### SHORT TASK
Reproduce all of the material below word for word, keeping every line in its original order.

### MATERIAL TO PROCESS
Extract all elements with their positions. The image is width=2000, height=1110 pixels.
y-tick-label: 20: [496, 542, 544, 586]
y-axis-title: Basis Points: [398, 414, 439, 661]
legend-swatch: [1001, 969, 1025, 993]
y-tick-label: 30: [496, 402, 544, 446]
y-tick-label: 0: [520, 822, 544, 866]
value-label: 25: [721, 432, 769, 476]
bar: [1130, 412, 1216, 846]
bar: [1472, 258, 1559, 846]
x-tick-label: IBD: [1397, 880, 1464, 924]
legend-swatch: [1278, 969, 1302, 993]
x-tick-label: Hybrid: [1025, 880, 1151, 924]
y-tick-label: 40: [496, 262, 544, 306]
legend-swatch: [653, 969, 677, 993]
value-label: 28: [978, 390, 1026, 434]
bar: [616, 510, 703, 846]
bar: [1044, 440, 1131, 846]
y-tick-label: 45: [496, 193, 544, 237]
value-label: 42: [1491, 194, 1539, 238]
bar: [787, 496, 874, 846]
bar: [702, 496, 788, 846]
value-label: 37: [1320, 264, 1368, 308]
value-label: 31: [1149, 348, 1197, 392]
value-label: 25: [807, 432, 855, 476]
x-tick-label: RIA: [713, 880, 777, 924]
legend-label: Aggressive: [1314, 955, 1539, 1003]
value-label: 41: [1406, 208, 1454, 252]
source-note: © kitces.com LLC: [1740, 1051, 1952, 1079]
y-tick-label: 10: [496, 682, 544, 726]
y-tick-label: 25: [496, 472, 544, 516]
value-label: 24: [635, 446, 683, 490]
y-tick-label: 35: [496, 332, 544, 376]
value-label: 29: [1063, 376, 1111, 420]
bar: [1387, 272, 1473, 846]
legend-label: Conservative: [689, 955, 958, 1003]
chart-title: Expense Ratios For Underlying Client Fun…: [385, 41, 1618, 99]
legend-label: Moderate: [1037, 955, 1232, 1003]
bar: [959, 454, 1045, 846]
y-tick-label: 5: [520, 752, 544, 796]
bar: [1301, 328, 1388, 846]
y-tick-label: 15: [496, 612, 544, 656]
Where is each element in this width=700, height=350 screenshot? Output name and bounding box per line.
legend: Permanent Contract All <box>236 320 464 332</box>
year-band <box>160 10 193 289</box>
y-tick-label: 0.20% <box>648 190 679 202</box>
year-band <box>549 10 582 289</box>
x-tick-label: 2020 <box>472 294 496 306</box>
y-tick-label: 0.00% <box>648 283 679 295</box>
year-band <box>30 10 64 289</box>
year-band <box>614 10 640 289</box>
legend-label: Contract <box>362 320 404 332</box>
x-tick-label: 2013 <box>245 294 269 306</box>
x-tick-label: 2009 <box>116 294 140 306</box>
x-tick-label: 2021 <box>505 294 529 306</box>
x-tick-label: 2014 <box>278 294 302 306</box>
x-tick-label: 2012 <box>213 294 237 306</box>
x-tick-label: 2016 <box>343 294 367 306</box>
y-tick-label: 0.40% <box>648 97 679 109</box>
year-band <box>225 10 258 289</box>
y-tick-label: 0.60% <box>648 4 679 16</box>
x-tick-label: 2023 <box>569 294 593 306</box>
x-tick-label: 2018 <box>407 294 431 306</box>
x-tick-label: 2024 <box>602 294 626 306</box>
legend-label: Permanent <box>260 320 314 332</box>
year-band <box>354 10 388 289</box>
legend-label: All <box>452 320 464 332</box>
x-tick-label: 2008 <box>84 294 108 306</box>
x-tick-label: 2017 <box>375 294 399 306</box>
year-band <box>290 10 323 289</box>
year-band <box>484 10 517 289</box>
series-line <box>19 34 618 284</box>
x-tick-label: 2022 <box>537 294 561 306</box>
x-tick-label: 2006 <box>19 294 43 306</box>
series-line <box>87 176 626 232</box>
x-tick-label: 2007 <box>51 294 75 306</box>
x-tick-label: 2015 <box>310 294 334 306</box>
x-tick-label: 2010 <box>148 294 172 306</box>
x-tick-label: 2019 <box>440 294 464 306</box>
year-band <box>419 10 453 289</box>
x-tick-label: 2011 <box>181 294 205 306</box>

### OUTPUT OF THE EXERCISE
Extract all elements with their positions. The image is width=2000, height=1110 pixels.
y-tick-label: 20: [496, 542, 544, 586]
y-axis-title: Basis Points: [398, 414, 439, 661]
legend-swatch: [1001, 969, 1025, 993]
y-tick-label: 30: [496, 402, 544, 446]
y-tick-label: 0: [520, 822, 544, 866]
value-label: 25: [721, 432, 769, 476]
bar: [1130, 412, 1216, 846]
bar: [1472, 258, 1559, 846]
x-tick-label: IBD: [1397, 880, 1464, 924]
legend-swatch: [1278, 969, 1302, 993]
x-tick-label: Hybrid: [1025, 880, 1151, 924]
y-tick-label: 40: [496, 262, 544, 306]
legend-swatch: [653, 969, 677, 993]
value-label: 28: [978, 390, 1026, 434]
bar: [616, 510, 703, 846]
bar: [1044, 440, 1131, 846]
y-tick-label: 45: [496, 193, 544, 237]
value-label: 42: [1491, 194, 1539, 238]
bar: [787, 496, 874, 846]
bar: [702, 496, 788, 846]
value-label: 37: [1320, 264, 1368, 308]
value-label: 31: [1149, 348, 1197, 392]
value-label: 25: [807, 432, 855, 476]
x-tick-label: RIA: [713, 880, 777, 924]
legend-label: Aggressive: [1314, 955, 1539, 1003]
value-label: 41: [1406, 208, 1454, 252]
source-note: © kitces.com LLC: [1740, 1051, 1952, 1079]
y-tick-label: 10: [496, 682, 544, 726]
y-tick-label: 25: [496, 472, 544, 516]
value-label: 24: [635, 446, 683, 490]
y-tick-label: 35: [496, 332, 544, 376]
value-label: 29: [1063, 376, 1111, 420]
bar: [1387, 272, 1473, 846]
legend-label: Conservative: [689, 955, 958, 1003]
chart-title: Expense Ratios For Underlying Client Fun…: [385, 41, 1618, 99]
legend-label: Moderate: [1037, 955, 1232, 1003]
bar: [959, 454, 1045, 846]
y-tick-label: 5: [520, 752, 544, 796]
bar: [1301, 328, 1388, 846]
y-tick-label: 15: [496, 612, 544, 656]
Where is each element in this width=700, height=350 screenshot? Output name and bounding box per line.
legend: Permanent Contract All <box>236 320 464 332</box>
year-band <box>160 10 193 289</box>
y-tick-label: 0.20% <box>648 190 679 202</box>
year-band <box>549 10 582 289</box>
x-tick-label: 2020 <box>472 294 496 306</box>
y-tick-label: 0.00% <box>648 283 679 295</box>
year-band <box>30 10 64 289</box>
year-band <box>614 10 640 289</box>
legend-label: Contract <box>362 320 404 332</box>
x-tick-label: 2013 <box>245 294 269 306</box>
x-tick-label: 2009 <box>116 294 140 306</box>
x-tick-label: 2021 <box>505 294 529 306</box>
x-tick-label: 2014 <box>278 294 302 306</box>
x-tick-label: 2012 <box>213 294 237 306</box>
x-tick-label: 2016 <box>343 294 367 306</box>
y-tick-label: 0.40% <box>648 97 679 109</box>
year-band <box>225 10 258 289</box>
y-tick-label: 0.60% <box>648 4 679 16</box>
x-tick-label: 2023 <box>569 294 593 306</box>
x-tick-label: 2018 <box>407 294 431 306</box>
x-tick-label: 2024 <box>602 294 626 306</box>
legend-label: Permanent <box>260 320 314 332</box>
year-band <box>354 10 388 289</box>
legend-label: All <box>452 320 464 332</box>
x-tick-label: 2008 <box>84 294 108 306</box>
x-tick-label: 2017 <box>375 294 399 306</box>
year-band <box>290 10 323 289</box>
year-band <box>484 10 517 289</box>
series-line <box>19 34 618 284</box>
x-tick-label: 2022 <box>537 294 561 306</box>
x-tick-label: 2006 <box>19 294 43 306</box>
series-line <box>87 176 626 232</box>
x-tick-label: 2007 <box>51 294 75 306</box>
x-tick-label: 2015 <box>310 294 334 306</box>
x-tick-label: 2010 <box>148 294 172 306</box>
x-tick-label: 2019 <box>440 294 464 306</box>
year-band <box>419 10 453 289</box>
x-tick-label: 2011 <box>181 294 205 306</box>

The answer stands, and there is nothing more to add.